WORK TO BE COMPLETED:
Search the data for the string "時間降雪量" and extract every line where it appears.

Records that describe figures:
• • • • •

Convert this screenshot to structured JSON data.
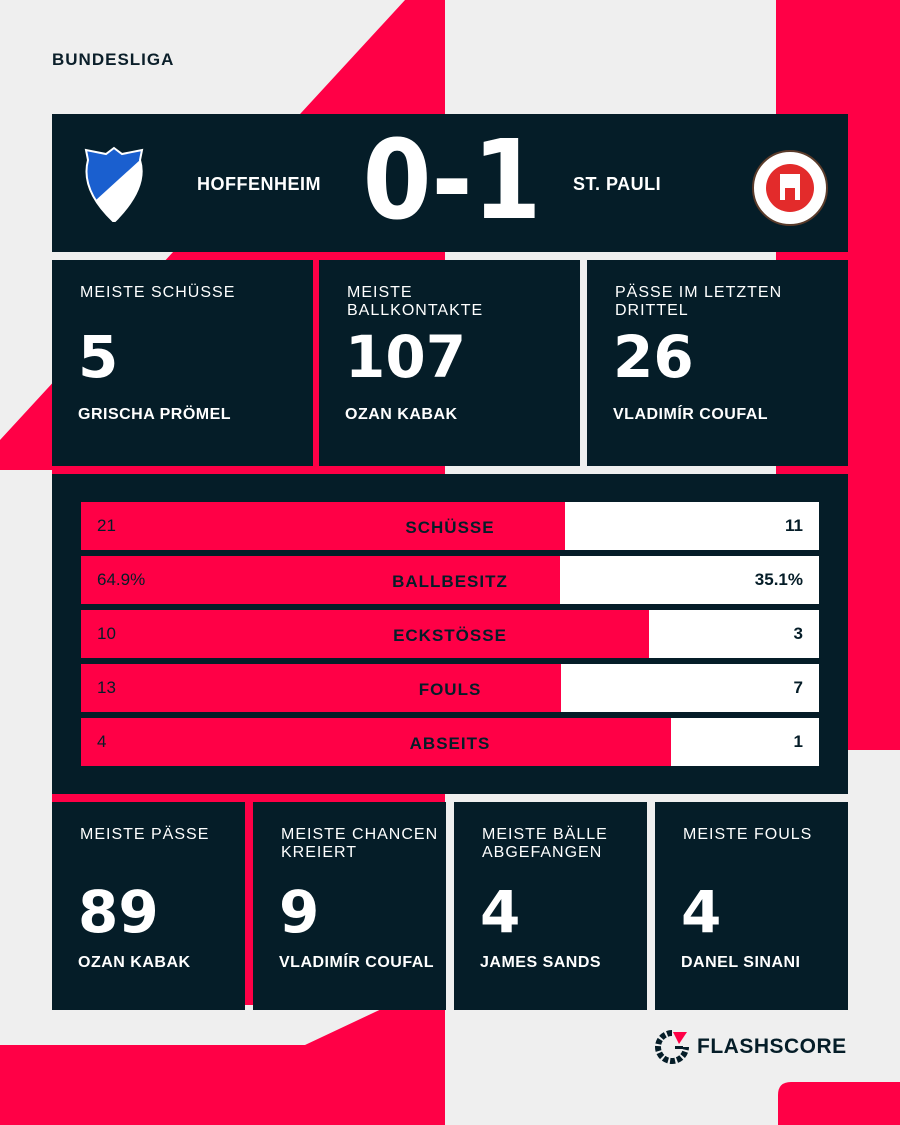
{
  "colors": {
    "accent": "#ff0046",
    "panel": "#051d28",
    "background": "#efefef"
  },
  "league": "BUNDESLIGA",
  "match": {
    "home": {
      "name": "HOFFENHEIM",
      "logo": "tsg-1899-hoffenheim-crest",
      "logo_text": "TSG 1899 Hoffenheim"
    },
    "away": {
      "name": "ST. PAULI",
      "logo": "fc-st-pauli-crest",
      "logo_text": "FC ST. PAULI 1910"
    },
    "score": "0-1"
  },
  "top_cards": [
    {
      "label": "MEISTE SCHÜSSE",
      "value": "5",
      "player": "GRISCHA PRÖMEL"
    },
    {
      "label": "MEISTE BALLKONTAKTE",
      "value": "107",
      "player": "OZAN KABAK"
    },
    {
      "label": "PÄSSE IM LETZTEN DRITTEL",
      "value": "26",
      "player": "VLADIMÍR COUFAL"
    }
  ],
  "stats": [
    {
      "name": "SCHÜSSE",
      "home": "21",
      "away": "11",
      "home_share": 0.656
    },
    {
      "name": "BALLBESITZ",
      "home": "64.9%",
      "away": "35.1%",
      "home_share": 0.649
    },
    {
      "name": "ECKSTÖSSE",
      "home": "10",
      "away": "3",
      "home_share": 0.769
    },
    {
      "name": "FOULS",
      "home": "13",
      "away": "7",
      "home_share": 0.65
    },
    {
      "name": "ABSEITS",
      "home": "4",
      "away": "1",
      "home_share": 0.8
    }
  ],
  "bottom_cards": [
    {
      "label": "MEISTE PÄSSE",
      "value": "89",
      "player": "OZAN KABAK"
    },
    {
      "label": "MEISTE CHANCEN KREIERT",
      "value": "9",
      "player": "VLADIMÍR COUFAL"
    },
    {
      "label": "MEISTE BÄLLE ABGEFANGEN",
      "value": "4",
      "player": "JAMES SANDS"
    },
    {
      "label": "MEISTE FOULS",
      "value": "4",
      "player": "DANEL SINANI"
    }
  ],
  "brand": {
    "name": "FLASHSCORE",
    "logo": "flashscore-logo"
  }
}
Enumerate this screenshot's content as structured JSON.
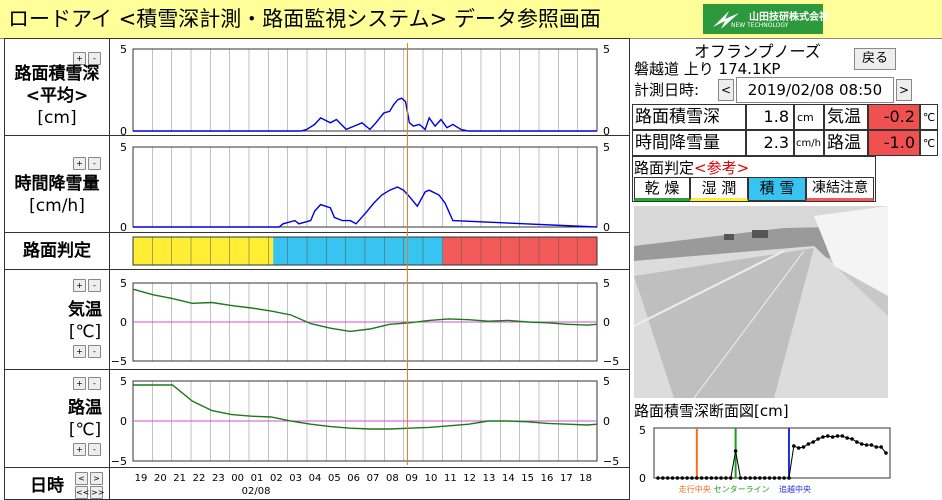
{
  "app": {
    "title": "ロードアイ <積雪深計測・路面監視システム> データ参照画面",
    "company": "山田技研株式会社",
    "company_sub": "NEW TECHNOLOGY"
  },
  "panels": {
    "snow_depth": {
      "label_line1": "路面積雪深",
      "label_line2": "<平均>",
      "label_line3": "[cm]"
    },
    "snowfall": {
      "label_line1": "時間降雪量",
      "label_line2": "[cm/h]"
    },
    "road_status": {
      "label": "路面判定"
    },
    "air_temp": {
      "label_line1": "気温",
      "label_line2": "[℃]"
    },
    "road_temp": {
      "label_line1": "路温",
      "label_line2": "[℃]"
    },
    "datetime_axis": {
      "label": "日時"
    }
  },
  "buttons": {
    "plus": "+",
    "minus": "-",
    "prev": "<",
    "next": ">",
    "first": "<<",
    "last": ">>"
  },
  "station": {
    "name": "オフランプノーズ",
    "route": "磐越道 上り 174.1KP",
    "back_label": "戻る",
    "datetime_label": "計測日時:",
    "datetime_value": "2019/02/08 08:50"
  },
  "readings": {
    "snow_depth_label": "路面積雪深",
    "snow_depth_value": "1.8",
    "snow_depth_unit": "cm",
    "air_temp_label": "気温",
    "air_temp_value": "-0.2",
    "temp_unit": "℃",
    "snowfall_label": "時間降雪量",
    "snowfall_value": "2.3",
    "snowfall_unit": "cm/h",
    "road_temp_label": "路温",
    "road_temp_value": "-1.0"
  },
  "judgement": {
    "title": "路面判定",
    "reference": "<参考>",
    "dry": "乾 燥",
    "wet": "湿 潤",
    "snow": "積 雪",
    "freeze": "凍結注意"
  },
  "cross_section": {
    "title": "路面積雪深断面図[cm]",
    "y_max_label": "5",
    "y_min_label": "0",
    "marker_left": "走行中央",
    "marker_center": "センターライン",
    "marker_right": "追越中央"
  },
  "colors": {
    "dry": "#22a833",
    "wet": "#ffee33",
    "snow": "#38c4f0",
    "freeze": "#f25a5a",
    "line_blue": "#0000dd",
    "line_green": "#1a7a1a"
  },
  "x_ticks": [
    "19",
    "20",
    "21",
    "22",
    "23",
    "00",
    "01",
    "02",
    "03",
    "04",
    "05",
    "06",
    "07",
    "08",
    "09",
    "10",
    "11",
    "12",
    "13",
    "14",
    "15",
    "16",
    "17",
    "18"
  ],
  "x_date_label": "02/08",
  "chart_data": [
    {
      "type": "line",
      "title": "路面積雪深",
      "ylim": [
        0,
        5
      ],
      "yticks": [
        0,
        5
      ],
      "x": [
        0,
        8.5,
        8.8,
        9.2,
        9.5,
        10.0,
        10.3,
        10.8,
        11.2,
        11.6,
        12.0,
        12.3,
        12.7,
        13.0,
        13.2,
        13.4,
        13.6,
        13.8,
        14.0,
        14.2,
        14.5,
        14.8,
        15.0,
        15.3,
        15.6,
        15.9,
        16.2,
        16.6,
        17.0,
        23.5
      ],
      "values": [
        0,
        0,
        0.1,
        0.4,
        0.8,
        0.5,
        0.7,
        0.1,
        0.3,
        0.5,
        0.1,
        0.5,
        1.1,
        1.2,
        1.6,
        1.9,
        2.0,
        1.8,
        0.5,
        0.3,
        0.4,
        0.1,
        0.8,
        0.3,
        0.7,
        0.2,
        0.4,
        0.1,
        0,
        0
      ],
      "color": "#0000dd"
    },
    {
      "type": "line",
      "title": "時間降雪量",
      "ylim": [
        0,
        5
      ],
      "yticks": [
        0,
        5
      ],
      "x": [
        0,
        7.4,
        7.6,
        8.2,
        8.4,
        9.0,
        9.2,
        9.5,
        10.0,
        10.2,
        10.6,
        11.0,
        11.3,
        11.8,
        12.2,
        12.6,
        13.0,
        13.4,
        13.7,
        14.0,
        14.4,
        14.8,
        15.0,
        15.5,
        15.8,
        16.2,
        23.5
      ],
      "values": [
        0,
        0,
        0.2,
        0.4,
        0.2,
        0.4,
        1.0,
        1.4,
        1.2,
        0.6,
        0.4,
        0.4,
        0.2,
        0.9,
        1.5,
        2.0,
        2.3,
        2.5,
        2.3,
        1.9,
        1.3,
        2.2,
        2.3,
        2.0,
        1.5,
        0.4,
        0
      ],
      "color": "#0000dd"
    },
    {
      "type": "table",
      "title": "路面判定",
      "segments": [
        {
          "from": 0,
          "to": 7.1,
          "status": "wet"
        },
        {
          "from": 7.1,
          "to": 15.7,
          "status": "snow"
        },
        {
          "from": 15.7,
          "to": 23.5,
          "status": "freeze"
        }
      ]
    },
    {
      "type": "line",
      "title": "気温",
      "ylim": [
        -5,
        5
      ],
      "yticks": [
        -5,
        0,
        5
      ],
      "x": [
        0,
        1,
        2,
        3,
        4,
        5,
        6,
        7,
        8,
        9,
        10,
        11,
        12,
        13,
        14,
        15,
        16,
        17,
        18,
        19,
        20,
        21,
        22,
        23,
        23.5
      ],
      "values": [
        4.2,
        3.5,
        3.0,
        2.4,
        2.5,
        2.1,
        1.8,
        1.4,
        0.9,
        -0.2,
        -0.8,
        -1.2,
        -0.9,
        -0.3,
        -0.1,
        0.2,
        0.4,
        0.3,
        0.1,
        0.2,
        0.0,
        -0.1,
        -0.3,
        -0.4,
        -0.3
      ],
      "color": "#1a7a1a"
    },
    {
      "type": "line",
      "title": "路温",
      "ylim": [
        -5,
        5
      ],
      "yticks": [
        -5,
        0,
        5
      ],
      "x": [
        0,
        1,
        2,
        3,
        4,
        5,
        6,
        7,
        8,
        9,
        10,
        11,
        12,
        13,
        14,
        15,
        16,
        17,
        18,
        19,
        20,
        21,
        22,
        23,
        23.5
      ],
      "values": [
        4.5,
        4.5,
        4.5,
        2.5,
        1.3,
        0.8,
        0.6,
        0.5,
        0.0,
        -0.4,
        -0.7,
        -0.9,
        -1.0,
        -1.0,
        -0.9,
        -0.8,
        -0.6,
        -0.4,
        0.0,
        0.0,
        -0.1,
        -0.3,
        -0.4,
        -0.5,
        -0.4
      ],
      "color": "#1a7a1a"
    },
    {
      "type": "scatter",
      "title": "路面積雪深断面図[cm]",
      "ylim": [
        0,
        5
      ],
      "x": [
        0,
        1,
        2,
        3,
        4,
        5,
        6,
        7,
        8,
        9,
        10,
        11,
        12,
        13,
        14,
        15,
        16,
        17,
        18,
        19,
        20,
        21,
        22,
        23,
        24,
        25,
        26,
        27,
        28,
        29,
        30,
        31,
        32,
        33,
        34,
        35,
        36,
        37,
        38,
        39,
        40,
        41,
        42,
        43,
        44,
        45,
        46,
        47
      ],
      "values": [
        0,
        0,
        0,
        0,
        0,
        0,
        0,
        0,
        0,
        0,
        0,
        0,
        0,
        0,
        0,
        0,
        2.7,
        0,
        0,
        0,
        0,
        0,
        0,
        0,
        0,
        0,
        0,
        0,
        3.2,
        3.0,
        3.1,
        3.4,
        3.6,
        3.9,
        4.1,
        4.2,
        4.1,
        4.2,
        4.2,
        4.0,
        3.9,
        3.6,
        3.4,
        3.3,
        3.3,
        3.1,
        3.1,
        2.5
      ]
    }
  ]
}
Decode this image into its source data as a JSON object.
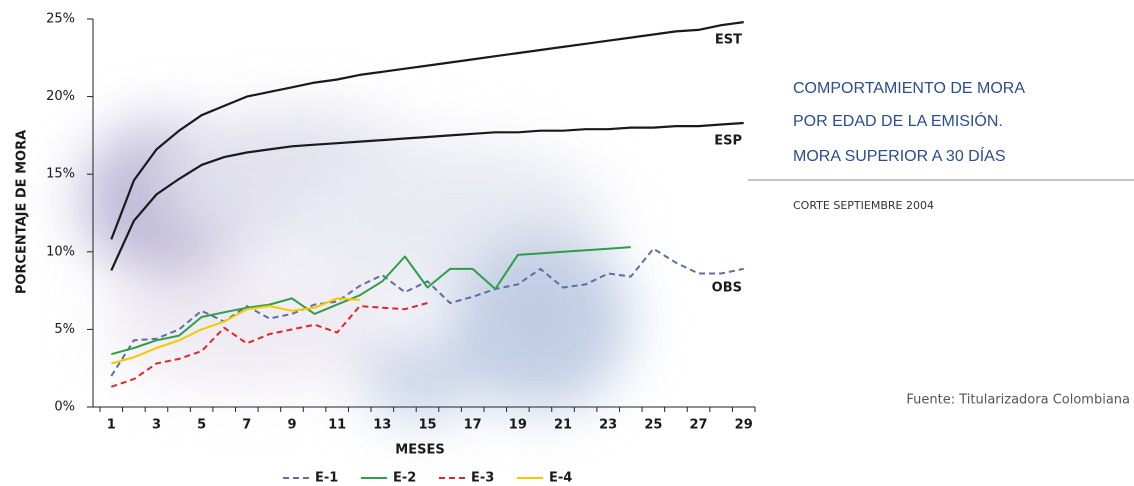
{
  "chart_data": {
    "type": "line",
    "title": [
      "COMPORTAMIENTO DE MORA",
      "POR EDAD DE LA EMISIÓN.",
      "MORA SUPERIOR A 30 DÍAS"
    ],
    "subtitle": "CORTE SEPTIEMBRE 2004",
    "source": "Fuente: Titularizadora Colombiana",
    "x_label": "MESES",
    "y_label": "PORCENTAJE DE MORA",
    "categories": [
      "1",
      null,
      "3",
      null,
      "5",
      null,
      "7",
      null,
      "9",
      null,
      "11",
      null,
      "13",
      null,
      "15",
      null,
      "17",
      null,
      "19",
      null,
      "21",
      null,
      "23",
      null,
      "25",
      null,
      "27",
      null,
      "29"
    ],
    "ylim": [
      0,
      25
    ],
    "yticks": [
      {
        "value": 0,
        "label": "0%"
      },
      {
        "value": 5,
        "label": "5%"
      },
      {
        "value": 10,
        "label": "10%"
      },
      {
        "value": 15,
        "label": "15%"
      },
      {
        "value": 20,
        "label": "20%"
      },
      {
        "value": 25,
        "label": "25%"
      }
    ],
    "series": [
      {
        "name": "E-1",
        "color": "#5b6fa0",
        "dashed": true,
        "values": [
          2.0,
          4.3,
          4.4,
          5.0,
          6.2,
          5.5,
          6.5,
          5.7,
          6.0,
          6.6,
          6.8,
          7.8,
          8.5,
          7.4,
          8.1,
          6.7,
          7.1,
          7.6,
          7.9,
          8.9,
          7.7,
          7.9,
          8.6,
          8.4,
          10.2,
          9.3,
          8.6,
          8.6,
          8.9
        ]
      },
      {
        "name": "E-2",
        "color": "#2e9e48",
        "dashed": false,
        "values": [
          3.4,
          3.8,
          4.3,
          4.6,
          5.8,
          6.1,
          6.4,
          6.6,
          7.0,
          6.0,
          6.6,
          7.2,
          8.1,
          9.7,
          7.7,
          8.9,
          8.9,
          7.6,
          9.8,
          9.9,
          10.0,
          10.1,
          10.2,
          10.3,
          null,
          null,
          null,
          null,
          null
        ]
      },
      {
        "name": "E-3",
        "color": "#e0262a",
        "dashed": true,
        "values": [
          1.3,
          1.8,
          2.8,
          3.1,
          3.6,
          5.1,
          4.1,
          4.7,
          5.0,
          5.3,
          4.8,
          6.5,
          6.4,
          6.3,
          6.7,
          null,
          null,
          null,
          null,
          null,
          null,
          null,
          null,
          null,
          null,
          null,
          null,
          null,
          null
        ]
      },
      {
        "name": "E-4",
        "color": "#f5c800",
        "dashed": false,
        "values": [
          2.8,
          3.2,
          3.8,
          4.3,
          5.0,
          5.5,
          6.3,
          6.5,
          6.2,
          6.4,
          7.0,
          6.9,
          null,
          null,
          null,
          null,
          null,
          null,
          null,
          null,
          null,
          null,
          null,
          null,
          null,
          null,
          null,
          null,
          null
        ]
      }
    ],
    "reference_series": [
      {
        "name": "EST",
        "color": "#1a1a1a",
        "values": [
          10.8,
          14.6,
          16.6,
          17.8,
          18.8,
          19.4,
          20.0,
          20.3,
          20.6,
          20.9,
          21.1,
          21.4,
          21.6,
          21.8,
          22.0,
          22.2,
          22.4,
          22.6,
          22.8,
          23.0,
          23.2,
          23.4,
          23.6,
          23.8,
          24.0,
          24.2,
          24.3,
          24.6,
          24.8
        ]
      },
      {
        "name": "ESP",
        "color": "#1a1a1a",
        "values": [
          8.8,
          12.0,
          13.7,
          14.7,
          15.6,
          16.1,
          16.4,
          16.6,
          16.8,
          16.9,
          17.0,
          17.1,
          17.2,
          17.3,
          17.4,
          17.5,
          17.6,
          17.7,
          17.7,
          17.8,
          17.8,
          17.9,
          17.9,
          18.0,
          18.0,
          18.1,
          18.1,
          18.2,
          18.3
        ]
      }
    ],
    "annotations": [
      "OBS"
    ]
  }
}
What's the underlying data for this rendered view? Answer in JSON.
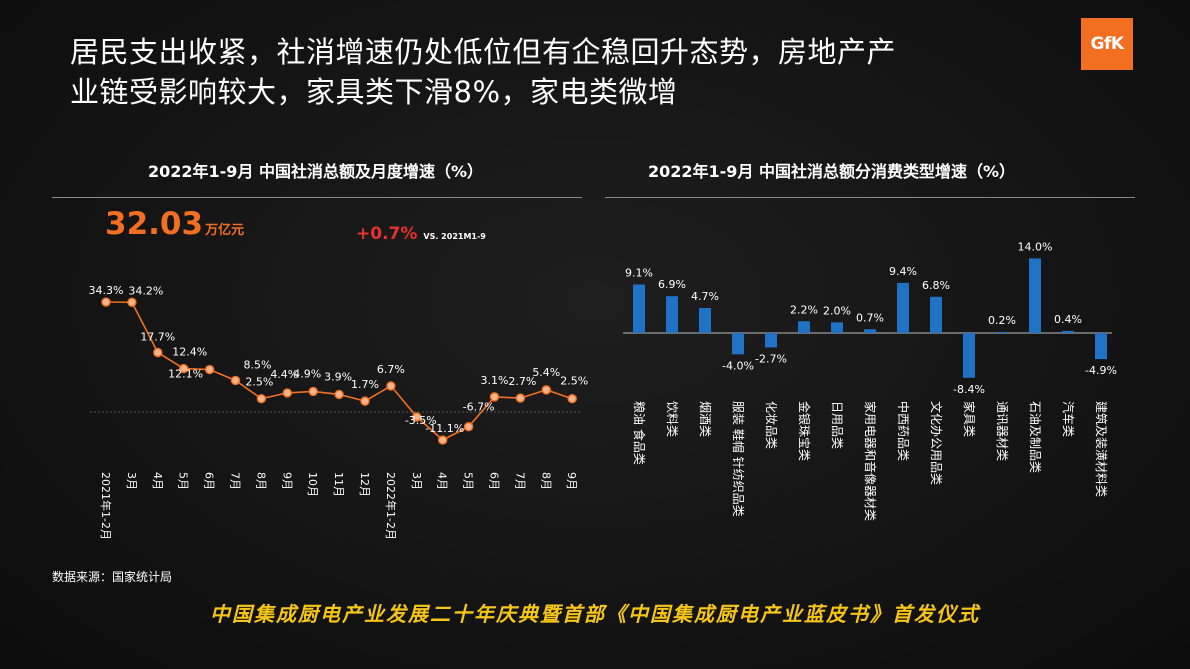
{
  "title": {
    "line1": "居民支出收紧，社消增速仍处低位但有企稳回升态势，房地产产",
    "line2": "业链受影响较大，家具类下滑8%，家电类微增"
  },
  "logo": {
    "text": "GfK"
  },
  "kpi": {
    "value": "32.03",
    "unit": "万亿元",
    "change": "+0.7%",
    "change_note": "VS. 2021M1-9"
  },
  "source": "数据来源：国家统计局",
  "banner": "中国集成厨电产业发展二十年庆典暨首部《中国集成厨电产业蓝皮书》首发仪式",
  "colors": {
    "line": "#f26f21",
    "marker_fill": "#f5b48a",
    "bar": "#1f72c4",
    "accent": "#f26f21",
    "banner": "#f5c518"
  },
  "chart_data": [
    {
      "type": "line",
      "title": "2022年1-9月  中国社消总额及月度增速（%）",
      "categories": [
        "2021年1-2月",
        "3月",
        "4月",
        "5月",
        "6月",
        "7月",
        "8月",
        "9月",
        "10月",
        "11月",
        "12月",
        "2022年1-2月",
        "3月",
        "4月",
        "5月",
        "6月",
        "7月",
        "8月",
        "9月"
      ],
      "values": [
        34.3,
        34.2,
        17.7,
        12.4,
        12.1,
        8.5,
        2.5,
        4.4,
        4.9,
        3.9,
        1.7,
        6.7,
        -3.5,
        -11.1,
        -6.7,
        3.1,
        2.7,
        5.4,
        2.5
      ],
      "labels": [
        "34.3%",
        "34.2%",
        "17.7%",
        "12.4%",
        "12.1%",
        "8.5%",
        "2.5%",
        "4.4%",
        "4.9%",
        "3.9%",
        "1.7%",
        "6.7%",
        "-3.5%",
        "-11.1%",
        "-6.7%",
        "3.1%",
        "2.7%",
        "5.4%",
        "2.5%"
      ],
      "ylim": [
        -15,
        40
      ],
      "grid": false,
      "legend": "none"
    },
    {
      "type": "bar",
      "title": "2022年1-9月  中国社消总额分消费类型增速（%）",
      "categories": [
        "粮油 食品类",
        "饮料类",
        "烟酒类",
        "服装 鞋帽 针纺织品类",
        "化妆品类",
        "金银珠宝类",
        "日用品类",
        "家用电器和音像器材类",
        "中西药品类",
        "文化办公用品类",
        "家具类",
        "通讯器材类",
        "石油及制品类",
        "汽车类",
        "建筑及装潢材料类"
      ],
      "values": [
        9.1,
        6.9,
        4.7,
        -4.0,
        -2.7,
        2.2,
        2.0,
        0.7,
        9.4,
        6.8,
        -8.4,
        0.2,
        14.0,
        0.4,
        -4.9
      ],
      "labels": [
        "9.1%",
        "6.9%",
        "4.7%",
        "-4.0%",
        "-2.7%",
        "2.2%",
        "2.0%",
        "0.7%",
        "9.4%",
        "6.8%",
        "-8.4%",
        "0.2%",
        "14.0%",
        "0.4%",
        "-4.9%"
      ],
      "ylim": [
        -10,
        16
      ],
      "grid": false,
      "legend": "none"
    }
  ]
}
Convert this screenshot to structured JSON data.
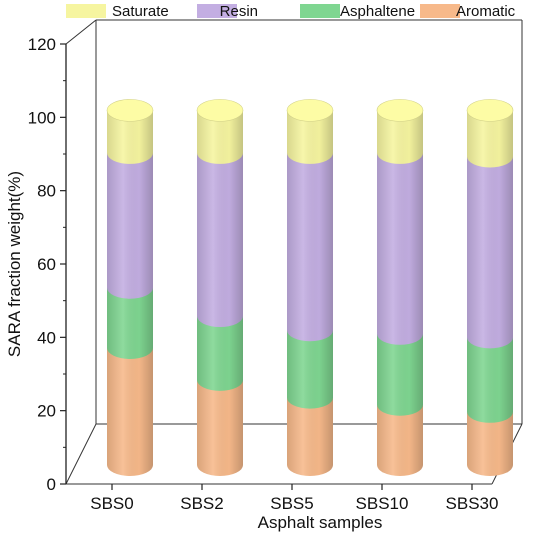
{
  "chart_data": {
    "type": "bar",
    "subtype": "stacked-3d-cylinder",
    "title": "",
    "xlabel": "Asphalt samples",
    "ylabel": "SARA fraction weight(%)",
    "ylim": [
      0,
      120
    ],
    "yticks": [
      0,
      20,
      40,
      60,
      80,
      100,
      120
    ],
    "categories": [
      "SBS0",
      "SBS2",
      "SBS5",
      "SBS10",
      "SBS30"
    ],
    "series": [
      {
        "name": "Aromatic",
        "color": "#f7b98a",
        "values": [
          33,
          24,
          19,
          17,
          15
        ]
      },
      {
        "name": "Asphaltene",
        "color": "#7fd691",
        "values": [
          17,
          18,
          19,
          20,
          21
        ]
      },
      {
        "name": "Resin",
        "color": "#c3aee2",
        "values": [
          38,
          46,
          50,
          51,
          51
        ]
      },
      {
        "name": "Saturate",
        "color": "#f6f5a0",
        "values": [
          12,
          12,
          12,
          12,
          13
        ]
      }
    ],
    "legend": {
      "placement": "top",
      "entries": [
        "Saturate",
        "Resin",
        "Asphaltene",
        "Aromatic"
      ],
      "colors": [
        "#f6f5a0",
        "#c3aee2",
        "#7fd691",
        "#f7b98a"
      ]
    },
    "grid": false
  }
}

• • • • •

RESULT:
      "label_line1": "時間降雪量",
    "snowfall_label": "時間降雪量",
      "title": "時間降雪量",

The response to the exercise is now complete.